--- START OF Given records ---

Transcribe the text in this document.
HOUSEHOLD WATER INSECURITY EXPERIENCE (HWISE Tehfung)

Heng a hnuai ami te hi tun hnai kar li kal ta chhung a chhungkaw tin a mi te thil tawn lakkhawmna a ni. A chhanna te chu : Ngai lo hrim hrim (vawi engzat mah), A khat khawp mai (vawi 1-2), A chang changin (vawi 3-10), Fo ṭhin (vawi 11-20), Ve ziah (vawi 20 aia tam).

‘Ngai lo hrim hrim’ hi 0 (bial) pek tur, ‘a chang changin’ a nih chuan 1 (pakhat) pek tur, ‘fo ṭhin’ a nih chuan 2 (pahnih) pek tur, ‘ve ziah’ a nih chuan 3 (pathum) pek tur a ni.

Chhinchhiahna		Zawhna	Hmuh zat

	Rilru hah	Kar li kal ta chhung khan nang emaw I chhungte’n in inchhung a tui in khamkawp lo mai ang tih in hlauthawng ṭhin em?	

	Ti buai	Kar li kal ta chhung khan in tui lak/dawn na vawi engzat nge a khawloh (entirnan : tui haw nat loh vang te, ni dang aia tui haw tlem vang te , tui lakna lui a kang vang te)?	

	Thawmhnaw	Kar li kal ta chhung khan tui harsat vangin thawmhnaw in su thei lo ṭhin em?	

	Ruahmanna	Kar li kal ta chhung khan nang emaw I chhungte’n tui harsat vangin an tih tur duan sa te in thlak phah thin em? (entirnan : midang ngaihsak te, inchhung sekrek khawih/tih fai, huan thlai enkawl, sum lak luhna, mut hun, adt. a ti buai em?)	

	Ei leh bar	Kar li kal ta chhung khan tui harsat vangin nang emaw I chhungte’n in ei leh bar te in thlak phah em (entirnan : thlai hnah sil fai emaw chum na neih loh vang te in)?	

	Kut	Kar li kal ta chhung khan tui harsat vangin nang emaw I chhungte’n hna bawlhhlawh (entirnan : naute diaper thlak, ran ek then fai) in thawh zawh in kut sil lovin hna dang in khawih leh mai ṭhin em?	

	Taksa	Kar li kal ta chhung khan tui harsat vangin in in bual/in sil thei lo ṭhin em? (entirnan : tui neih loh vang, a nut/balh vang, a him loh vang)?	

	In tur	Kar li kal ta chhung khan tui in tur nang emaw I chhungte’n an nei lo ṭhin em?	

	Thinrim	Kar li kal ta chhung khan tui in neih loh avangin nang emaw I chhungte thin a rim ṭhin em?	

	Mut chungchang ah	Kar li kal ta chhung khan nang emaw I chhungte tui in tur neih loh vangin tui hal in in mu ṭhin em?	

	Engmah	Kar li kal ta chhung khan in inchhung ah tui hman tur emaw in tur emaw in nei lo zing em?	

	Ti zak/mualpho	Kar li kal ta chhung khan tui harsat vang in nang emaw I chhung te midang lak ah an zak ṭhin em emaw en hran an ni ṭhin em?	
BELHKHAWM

--- END OF Given records ---

▶ **To be done**
All of the data shown above must be copied exactly.

▶ **Complete output**
Transcribe the text in this document.
HOUSEHOLD WATER INSECURITY EXPERIENCE (HWISE Tehfung)

Heng a hnuai ami te hi tun hnai kar li kal ta chhung a chhungkaw tin a mi te thil tawn lakkhawmna a ni. A chhanna te chu : Ngai lo hrim hrim (vawi engzat mah), A khat khawp mai (vawi 1-2), A chang changin (vawi 3-10), Fo ṭhin (vawi 11-20), Ve ziah (vawi 20 aia tam).

‘Ngai lo hrim hrim’ hi 0 (bial) pek tur, ‘a chang changin’ a nih chuan 1 (pakhat) pek tur, ‘fo ṭhin’ a nih chuan 2 (pahnih) pek tur, ‘ve ziah’ a nih chuan 3 (pathum) pek tur a ni.

Chhinchhiahna		Zawhna	Hmuh zat

	Rilru hah	Kar li kal ta chhung khan nang emaw I chhungte’n in inchhung a tui in khamkawp lo mai ang tih in hlauthawng ṭhin em?	

	Ti buai	Kar li kal ta chhung khan in tui lak/dawn na vawi engzat nge a khawloh (entirnan : tui haw nat loh vang te, ni dang aia tui haw tlem vang te , tui lakna lui a kang vang te)?	

	Thawmhnaw	Kar li kal ta chhung khan tui harsat vangin thawmhnaw in su thei lo ṭhin em?	

	Ruahmanna	Kar li kal ta chhung khan nang emaw I chhungte’n tui harsat vangin an tih tur duan sa te in thlak phah thin em? (entirnan : midang ngaihsak te, inchhung sekrek khawih/tih fai, huan thlai enkawl, sum lak luhna, mut hun, adt. a ti buai em?)	

	Ei leh bar	Kar li kal ta chhung khan tui harsat vangin nang emaw I chhungte’n in ei leh bar te in thlak phah em (entirnan : thlai hnah sil fai emaw chum na neih loh vang te in)?	

	Kut	Kar li kal ta chhung khan tui harsat vangin nang emaw I chhungte’n hna bawlhhlawh (entirnan : naute diaper thlak, ran ek then fai) in thawh zawh in kut sil lovin hna dang in khawih leh mai ṭhin em?	

	Taksa	Kar li kal ta chhung khan tui harsat vangin in in bual/in sil thei lo ṭhin em? (entirnan : tui neih loh vang, a nut/balh vang, a him loh vang)?	

	In tur	Kar li kal ta chhung khan tui in tur nang emaw I chhungte’n an nei lo ṭhin em?	

	Thinrim	Kar li kal ta chhung khan tui in neih loh avangin nang emaw I chhungte thin a rim ṭhin em?	

	Mut chungchang ah	Kar li kal ta chhung khan nang emaw I chhungte tui in tur neih loh vangin tui hal in in mu ṭhin em?	

	Engmah	Kar li kal ta chhung khan in inchhung ah tui hman tur emaw in tur emaw in nei lo zing em?	

	Ti zak/mualpho	Kar li kal ta chhung khan tui harsat vang in nang emaw I chhung te midang lak ah an zak ṭhin em emaw en hran an ni ṭhin em?	
BELHKHAWM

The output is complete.